After market cutting edge?

/ After market cutting edge? #1  

Chainsaw.

Member
Joined
Jul 6, 2021
Messages
43
Tractor
Yanmar YM1500 & YM2000D
Hey all. I have a no name FEL with a little bitty bucket on it. I'm wondering if anyone has found a good source for a hardened cutting edge for a 48" bucket. I would like a reversible one, held one by carriage bolts. The mild steel edge....isn't gonna cut it. :cautious:
 
/ After market cutting edge? #3  
Here's the ticket, and it's been shipping within 2 weeks here lately!
Travis
 
/ After market cutting edge?
  • Thread Starter
#4  
Thanks Smokey!!
 
/ After market cutting edge? #5  
This probably a little late, but just in case. Tractor supply has a line of boron steel bucket edges. Very hard, very strong, great for bolting on. They are a significantly stronger steel compared to Titan, who make great attachments. Welding is probably not for novices.
•••••
(EXERCISE DIRECTIONS):
Reproduce the forum thread above about an aftermarket bucket cutting edge word for word, in full.

(STORED RECORDS):
•••••
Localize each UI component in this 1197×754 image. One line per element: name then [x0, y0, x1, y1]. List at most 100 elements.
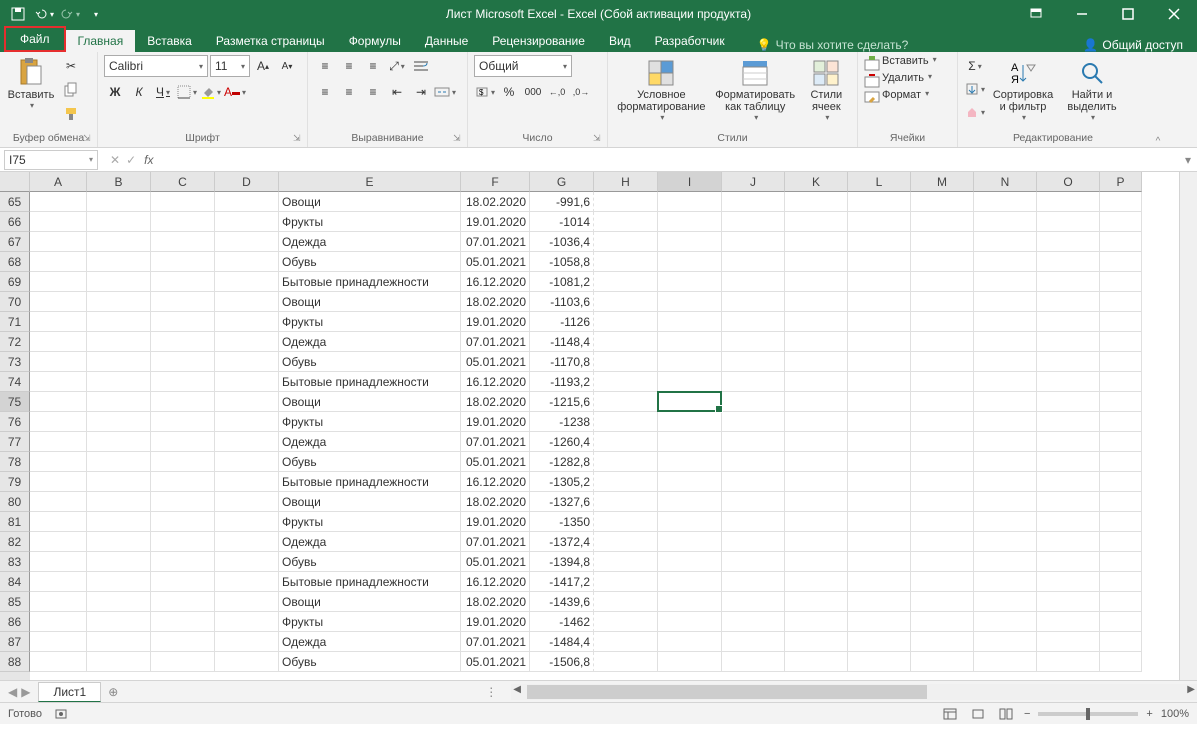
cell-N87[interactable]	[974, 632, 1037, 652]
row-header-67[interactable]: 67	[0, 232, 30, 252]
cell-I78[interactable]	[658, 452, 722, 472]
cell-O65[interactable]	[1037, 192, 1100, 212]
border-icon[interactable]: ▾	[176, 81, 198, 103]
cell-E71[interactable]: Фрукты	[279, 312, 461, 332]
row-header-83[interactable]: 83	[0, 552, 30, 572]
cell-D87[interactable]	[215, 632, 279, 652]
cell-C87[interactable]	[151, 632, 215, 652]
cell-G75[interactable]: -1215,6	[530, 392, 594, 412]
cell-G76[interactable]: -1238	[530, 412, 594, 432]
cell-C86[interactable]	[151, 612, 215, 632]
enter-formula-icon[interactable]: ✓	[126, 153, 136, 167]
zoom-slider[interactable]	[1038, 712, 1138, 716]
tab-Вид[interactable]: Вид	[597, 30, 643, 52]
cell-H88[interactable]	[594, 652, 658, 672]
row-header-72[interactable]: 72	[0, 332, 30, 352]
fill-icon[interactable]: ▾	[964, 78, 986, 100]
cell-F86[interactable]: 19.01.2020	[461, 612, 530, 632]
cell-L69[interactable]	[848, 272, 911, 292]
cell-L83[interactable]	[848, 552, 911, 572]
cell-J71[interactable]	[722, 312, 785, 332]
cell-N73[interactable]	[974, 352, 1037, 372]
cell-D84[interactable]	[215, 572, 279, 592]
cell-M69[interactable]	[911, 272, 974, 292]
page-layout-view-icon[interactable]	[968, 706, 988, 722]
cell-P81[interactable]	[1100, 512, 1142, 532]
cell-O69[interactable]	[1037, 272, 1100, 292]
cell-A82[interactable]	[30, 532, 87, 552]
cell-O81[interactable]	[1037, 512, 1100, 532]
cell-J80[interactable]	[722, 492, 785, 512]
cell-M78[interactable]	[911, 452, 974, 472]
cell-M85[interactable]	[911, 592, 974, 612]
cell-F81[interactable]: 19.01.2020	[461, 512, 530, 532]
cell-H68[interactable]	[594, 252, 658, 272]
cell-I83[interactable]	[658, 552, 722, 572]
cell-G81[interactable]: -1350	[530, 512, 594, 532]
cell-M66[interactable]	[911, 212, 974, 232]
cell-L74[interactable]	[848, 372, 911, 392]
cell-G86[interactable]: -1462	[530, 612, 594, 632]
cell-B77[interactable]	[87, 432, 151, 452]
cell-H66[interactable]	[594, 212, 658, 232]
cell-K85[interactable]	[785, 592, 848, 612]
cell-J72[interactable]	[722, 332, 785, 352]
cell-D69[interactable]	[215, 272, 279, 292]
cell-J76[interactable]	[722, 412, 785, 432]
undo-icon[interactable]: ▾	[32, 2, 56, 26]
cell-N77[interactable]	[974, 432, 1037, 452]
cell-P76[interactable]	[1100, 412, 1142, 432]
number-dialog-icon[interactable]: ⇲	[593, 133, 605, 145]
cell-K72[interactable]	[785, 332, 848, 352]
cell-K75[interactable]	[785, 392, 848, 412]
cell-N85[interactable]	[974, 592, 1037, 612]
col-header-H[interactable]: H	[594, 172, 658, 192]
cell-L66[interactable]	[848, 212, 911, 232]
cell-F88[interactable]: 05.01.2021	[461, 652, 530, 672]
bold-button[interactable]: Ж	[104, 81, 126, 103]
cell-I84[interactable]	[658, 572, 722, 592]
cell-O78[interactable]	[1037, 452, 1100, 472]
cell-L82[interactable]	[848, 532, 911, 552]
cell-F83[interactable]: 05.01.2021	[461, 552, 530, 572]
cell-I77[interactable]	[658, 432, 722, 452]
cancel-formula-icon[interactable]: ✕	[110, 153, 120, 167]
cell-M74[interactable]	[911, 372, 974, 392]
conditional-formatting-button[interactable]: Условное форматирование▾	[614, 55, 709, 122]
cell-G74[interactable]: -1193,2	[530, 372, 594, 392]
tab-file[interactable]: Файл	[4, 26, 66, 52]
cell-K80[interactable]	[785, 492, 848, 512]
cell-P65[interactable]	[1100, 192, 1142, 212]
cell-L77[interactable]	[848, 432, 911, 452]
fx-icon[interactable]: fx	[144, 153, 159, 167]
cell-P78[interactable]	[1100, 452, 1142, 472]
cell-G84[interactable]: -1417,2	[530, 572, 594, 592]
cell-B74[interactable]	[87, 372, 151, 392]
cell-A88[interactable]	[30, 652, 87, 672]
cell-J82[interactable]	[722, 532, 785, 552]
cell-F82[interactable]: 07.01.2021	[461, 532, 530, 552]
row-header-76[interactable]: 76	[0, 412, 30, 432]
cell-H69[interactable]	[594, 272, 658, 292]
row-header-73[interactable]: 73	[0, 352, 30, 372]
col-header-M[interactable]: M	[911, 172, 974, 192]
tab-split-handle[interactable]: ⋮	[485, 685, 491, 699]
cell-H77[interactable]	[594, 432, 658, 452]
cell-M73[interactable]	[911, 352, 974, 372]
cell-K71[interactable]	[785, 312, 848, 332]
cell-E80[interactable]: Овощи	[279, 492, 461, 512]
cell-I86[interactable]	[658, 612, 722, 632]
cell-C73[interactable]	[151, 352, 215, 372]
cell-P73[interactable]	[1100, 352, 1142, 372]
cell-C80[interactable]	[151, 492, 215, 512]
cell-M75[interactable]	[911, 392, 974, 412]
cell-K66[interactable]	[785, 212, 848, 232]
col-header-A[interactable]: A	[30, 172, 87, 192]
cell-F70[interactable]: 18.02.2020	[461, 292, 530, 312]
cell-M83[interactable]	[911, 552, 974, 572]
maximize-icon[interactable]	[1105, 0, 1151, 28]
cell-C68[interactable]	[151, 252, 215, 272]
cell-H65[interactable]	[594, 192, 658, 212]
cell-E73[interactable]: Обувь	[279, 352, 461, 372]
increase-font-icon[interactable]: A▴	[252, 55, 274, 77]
•••••
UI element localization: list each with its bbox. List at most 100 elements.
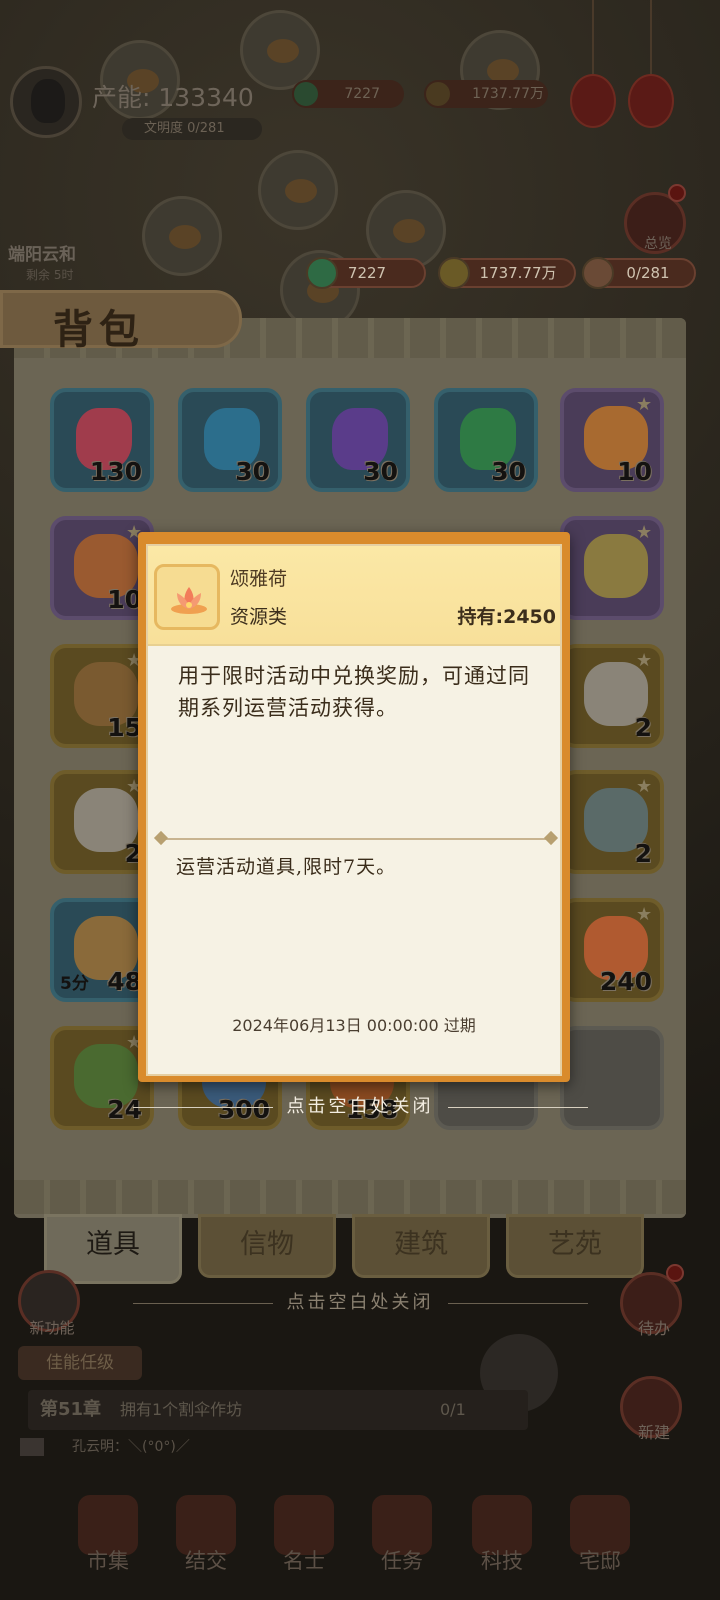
•••••
(ANSWER TO THE TASK):
After market cutting edge?

/ After market cutting edge? #1  

Chainsaw.

Member
Joined
Jul 6, 2021
Messages
43
Tractor
Yanmar YM1500 & YM2000D
Hey all. I have a no name FEL with a little bitty bucket on it. I'm wondering if anyone has found a good source for a hardened cutting edge for a 48" bucket. I would like a reversible one, held one by carriage bolts. The mild steel edge....isn't gonna cut it. :cautious:
 
/ After market cutting edge? #3  
Here's the ticket, and it's been shipping within 2 weeks here lately!
Travis
 
/ After market cutting edge?
  • Thread Starter
#4  
Thanks Smokey!!
 
/ After market cutting edge? #5  
This probably a little late, but just in case. Tractor supply has a line of boron steel bucket edges. Very hard, very strong, great for bolting on. They are a significantly stronger steel compared to Titan, who make great attachments. Welding is probably not for novices.